Task prompt: Quote all of the data below exactly, please.

Entries with figure data:

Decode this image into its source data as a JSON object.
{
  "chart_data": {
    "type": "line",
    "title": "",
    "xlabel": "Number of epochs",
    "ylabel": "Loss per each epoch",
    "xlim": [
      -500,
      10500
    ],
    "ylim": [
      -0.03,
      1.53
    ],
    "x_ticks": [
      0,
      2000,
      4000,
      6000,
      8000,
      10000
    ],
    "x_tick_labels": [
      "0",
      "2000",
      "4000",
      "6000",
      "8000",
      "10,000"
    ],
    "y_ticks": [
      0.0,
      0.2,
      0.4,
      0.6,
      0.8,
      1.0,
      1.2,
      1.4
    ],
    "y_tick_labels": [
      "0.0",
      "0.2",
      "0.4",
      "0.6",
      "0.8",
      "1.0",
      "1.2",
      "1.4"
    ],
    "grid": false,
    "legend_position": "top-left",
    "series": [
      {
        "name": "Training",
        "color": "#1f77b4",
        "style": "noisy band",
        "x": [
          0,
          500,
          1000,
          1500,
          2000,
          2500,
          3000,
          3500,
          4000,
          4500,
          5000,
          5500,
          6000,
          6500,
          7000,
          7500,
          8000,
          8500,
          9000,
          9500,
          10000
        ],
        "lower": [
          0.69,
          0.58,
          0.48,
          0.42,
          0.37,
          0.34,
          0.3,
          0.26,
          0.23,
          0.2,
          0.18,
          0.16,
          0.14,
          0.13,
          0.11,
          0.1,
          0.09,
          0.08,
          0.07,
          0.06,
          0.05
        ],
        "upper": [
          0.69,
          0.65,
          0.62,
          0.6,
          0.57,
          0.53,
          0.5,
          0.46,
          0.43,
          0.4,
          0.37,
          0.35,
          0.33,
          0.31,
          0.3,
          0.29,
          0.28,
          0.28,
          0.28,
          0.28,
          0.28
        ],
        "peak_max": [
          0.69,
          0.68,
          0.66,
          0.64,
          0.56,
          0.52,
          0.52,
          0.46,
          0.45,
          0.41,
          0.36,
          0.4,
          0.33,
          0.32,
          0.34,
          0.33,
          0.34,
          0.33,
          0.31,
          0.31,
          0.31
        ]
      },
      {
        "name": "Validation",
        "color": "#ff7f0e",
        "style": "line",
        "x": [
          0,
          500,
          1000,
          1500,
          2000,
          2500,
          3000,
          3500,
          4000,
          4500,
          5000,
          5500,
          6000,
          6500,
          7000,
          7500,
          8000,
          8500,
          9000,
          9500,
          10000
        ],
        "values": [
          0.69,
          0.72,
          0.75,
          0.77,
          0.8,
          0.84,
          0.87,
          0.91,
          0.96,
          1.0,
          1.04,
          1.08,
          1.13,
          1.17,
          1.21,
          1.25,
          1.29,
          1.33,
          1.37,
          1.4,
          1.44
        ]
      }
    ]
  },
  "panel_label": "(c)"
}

Task solution:
Decode this image into its source data as a JSON object.
{
  "chart_data": {
    "type": "line",
    "title": "",
    "xlabel": "Number of epochs",
    "ylabel": "Loss per each epoch",
    "xlim": [
      -500,
      10500
    ],
    "ylim": [
      -0.03,
      1.53
    ],
    "x_ticks": [
      0,
      2000,
      4000,
      6000,
      8000,
      10000
    ],
    "x_tick_labels": [
      "0",
      "2000",
      "4000",
      "6000",
      "8000",
      "10,000"
    ],
    "y_ticks": [
      0.0,
      0.2,
      0.4,
      0.6,
      0.8,
      1.0,
      1.2,
      1.4
    ],
    "y_tick_labels": [
      "0.0",
      "0.2",
      "0.4",
      "0.6",
      "0.8",
      "1.0",
      "1.2",
      "1.4"
    ],
    "grid": false,
    "legend_position": "top-left",
    "series": [
      {
        "name": "Training",
        "color": "#1f77b4",
        "style": "noisy band",
        "x": [
          0,
          500,
          1000,
          1500,
          2000,
          2500,
          3000,
          3500,
          4000,
          4500,
          5000,
          5500,
          6000,
          6500,
          7000,
          7500,
          8000,
          8500,
          9000,
          9500,
          10000
        ],
        "lower": [
          0.69,
          0.58,
          0.48,
          0.42,
          0.37,
          0.34,
          0.3,
          0.26,
          0.23,
          0.2,
          0.18,
          0.16,
          0.14,
          0.13,
          0.11,
          0.1,
          0.09,
          0.08,
          0.07,
          0.06,
          0.05
        ],
        "upper": [
          0.69,
          0.65,
          0.62,
          0.6,
          0.57,
          0.53,
          0.5,
          0.46,
          0.43,
          0.4,
          0.37,
          0.35,
          0.33,
          0.31,
          0.3,
          0.29,
          0.28,
          0.28,
          0.28,
          0.28,
          0.28
        ],
        "peak_max": [
          0.69,
          0.68,
          0.66,
          0.64,
          0.56,
          0.52,
          0.52,
          0.46,
          0.45,
          0.41,
          0.36,
          0.4,
          0.33,
          0.32,
          0.34,
          0.33,
          0.34,
          0.33,
          0.31,
          0.31,
          0.31
        ]
      },
      {
        "name": "Validation",
        "color": "#ff7f0e",
        "style": "line",
        "x": [
          0,
          500,
          1000,
          1500,
          2000,
          2500,
          3000,
          3500,
          4000,
          4500,
          5000,
          5500,
          6000,
          6500,
          7000,
          7500,
          8000,
          8500,
          9000,
          9500,
          10000
        ],
        "values": [
          0.69,
          0.72,
          0.75,
          0.77,
          0.8,
          0.84,
          0.87,
          0.91,
          0.96,
          1.0,
          1.04,
          1.08,
          1.13,
          1.17,
          1.21,
          1.25,
          1.29,
          1.33,
          1.37,
          1.4,
          1.44
        ]
      }
    ]
  },
  "panel_label": "(c)"
}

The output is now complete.